Do this:
Pull out every line of the listing below that contains the string "title". Case counts, so skip any line where it appears only in a different capitalization.

↓

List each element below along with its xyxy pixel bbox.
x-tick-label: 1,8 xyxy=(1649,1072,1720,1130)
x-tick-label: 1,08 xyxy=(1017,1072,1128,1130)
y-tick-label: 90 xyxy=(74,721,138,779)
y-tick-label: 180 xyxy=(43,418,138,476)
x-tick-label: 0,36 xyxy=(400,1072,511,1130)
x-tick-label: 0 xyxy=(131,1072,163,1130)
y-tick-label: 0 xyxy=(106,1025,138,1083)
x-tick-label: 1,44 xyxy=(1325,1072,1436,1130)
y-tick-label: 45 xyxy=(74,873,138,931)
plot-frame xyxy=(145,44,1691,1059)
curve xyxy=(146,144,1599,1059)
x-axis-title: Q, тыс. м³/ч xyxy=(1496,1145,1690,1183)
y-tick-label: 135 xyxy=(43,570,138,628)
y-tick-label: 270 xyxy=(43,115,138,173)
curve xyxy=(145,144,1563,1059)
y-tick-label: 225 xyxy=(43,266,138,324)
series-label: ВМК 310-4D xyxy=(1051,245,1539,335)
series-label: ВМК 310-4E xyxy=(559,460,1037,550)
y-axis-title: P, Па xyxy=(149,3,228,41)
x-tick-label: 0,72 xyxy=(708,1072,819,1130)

↑

Written reply:
x-axis-title: Q, тыс. м³/ч xyxy=(1496,1145,1690,1183)
y-axis-title: P, Па xyxy=(149,3,228,41)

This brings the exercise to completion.